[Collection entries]

============

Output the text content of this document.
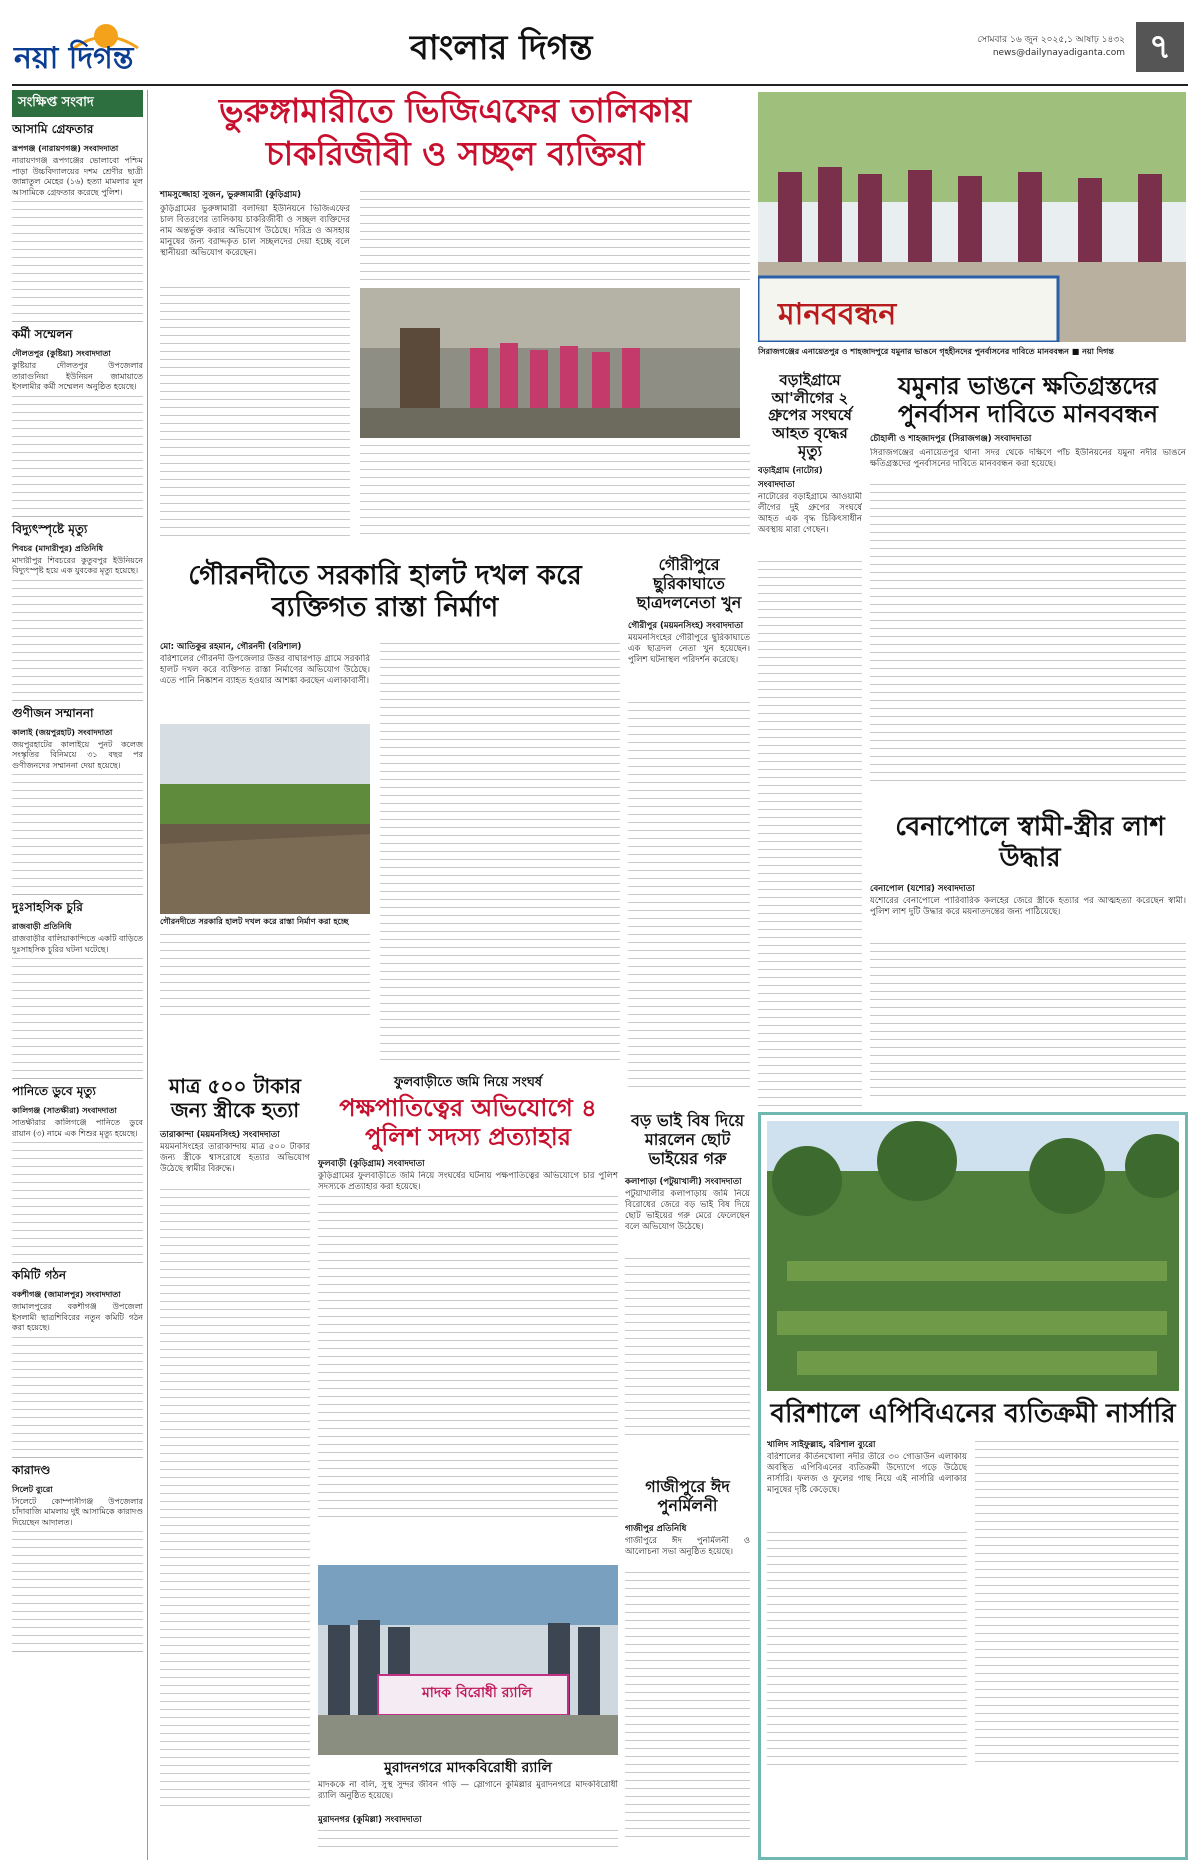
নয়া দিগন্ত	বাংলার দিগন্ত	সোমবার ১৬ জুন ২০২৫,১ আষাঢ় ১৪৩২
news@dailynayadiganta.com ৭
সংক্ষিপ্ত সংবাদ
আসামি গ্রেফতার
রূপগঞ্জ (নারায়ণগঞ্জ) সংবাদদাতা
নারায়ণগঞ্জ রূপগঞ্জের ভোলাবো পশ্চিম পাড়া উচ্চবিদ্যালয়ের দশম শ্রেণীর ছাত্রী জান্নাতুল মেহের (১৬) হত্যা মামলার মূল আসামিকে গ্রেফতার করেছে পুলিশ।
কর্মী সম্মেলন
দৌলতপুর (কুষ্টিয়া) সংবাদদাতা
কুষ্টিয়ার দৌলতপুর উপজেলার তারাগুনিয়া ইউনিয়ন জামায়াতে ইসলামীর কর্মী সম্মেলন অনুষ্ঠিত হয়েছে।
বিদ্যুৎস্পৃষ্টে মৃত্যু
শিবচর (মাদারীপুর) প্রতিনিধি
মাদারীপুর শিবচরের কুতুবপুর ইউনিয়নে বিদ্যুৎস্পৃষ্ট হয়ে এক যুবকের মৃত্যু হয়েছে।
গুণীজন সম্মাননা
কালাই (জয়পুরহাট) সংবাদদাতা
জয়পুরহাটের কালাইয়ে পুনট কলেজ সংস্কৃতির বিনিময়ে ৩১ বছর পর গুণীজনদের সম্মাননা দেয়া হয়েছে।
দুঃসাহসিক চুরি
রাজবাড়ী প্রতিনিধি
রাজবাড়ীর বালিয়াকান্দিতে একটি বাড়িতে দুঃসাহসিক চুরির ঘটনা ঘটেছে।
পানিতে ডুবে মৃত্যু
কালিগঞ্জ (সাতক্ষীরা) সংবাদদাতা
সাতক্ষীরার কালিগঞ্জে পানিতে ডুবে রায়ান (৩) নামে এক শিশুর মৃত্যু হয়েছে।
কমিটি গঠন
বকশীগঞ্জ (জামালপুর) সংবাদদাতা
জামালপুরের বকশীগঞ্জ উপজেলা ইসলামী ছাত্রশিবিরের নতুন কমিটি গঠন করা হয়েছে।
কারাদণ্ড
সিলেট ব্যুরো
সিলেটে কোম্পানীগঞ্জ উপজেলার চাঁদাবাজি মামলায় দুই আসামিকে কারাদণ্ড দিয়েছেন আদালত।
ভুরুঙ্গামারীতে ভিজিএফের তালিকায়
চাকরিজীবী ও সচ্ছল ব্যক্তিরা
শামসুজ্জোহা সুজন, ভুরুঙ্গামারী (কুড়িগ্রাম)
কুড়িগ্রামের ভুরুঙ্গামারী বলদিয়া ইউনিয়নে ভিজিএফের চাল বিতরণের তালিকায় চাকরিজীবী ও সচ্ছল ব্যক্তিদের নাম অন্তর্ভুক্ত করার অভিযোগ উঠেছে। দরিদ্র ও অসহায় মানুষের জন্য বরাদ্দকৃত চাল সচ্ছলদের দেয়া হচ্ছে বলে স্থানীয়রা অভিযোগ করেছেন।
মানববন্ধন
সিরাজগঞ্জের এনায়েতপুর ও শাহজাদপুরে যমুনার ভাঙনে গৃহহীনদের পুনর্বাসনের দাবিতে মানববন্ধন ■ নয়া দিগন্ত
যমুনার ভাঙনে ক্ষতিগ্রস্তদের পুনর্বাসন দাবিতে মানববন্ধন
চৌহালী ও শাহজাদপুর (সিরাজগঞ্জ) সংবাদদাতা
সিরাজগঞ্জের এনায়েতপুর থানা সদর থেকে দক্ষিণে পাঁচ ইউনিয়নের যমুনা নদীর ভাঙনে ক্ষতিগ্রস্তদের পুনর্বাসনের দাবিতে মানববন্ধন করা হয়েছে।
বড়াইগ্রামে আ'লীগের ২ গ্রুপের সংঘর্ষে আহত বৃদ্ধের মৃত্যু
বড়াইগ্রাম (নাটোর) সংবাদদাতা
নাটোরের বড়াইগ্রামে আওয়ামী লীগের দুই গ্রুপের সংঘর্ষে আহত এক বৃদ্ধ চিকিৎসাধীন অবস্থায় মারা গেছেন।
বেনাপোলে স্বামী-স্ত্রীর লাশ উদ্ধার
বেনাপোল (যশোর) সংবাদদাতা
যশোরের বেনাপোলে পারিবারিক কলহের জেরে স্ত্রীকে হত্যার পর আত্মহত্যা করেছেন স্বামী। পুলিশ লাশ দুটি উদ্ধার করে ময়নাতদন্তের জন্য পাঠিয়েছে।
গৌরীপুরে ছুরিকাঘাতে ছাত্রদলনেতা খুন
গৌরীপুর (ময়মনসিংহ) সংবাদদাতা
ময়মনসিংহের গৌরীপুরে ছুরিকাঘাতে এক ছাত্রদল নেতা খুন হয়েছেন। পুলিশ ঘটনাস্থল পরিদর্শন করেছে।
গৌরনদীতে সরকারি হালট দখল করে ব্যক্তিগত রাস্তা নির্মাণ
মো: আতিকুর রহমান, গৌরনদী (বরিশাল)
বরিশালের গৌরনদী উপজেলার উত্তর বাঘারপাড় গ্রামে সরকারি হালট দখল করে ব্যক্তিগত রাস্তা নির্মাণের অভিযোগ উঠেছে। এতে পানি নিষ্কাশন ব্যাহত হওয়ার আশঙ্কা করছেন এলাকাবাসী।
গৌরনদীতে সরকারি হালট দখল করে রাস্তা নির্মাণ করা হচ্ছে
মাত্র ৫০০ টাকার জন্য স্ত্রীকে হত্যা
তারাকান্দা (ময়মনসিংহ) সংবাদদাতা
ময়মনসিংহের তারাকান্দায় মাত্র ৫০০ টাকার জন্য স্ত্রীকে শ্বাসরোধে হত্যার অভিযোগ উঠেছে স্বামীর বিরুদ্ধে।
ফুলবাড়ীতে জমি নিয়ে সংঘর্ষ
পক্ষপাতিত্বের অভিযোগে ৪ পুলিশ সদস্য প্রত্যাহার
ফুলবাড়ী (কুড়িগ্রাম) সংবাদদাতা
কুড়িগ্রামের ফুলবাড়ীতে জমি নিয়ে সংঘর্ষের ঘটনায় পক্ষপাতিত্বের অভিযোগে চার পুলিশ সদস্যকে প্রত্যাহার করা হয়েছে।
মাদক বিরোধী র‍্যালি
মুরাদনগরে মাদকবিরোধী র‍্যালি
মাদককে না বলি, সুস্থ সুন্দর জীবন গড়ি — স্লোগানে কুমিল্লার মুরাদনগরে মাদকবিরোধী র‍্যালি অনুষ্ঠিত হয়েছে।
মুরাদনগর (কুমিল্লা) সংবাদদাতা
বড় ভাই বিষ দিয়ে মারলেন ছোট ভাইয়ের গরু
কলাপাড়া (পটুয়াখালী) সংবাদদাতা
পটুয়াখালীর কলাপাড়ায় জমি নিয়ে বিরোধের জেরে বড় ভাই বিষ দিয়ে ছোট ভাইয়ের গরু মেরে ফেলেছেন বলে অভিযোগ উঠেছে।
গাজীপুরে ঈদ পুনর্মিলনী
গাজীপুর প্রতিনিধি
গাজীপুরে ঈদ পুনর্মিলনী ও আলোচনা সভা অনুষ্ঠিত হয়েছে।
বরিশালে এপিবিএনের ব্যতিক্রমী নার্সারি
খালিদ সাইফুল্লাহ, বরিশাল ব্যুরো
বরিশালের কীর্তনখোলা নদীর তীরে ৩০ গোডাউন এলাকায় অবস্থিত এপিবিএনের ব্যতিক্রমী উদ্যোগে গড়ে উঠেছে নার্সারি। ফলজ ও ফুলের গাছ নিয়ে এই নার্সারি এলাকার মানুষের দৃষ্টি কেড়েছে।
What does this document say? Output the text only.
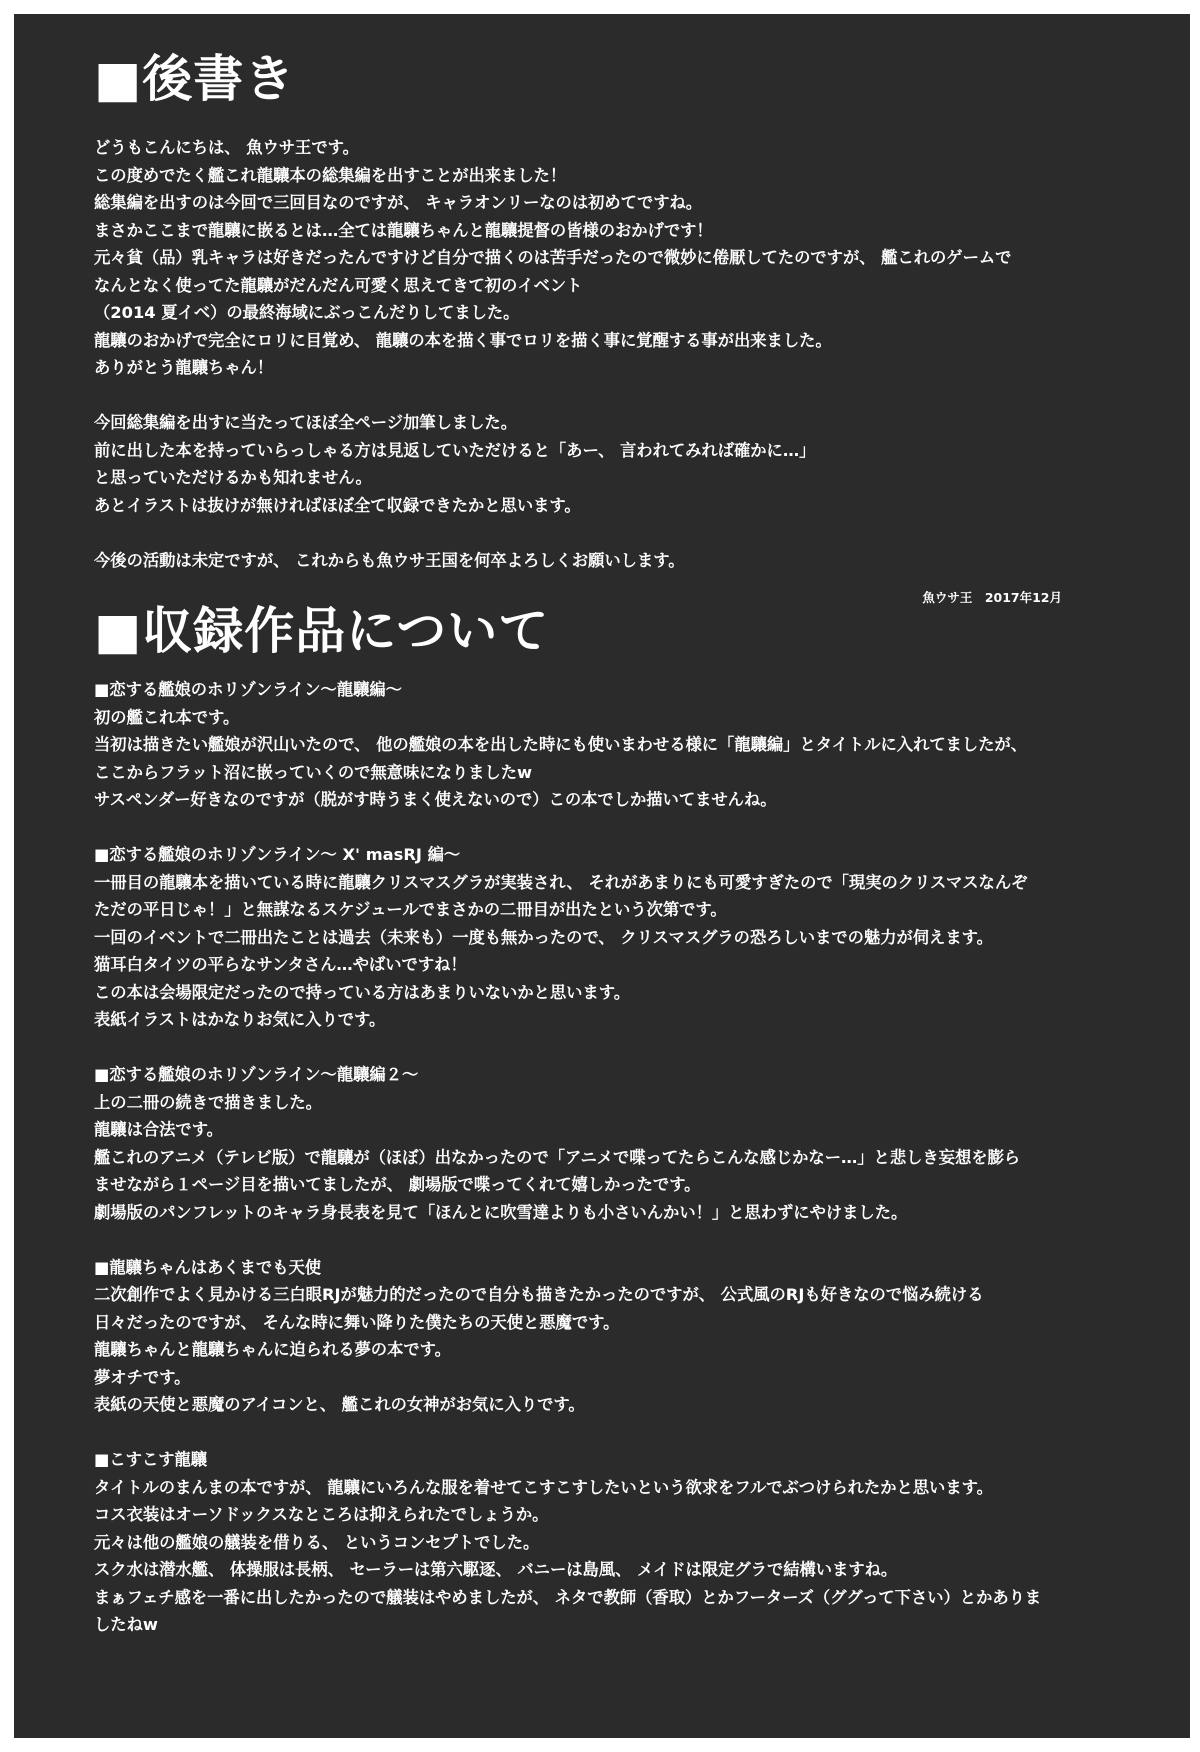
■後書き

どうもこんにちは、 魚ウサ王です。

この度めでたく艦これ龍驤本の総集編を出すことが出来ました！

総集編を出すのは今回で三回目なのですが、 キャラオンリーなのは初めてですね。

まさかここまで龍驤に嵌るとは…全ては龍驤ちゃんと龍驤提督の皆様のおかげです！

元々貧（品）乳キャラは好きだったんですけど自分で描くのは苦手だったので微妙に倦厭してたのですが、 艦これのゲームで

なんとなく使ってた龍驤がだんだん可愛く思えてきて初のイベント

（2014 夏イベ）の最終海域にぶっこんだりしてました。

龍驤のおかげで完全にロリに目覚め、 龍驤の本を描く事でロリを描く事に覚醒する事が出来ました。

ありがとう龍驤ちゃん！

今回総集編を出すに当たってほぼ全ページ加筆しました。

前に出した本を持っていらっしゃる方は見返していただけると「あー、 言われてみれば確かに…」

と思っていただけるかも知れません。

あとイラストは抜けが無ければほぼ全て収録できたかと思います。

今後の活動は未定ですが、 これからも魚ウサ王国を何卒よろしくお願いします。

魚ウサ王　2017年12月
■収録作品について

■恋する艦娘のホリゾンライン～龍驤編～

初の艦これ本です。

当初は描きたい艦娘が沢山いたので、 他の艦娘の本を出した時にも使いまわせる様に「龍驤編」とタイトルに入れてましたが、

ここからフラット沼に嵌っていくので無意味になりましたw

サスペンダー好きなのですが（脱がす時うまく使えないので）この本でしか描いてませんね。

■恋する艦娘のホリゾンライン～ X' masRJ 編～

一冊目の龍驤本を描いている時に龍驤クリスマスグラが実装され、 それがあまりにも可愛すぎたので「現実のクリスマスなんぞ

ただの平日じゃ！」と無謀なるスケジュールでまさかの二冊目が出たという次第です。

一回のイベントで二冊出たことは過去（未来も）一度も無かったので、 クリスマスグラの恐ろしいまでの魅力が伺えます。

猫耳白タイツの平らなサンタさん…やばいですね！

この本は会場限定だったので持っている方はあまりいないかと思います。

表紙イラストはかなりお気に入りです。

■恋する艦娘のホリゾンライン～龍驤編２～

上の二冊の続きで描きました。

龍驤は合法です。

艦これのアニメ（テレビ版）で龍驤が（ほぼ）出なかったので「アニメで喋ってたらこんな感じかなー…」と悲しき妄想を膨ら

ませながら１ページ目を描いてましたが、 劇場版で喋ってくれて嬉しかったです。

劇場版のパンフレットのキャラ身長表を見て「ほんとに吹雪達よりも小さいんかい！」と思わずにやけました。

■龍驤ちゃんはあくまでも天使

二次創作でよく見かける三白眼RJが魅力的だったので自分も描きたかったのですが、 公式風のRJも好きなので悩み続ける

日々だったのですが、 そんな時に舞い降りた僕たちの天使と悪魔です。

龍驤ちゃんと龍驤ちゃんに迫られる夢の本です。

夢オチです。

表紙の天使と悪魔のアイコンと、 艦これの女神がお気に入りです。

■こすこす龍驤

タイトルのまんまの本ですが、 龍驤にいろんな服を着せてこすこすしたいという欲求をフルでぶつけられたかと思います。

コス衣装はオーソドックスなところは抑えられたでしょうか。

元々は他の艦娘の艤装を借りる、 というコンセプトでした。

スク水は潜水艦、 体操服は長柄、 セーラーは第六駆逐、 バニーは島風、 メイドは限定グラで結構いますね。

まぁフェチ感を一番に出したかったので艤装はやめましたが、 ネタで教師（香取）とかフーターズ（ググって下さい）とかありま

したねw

============

- [Direction]
Return each line of the listing that holds the string "দনগর".

- [Output for this exercise]
মুরাদনগরে মাদকবিরোধী র‍্যালি
মাদককে না বলি, সুস্থ সুন্দর জীবন গড়ি — স্লোগানে কুমিল্লার মুরাদনগরে মাদকবিরোধী র‍্যালি অনুষ্ঠিত হয়েছে।
মুরাদনগর (কুমিল্লা) সংবাদদাতা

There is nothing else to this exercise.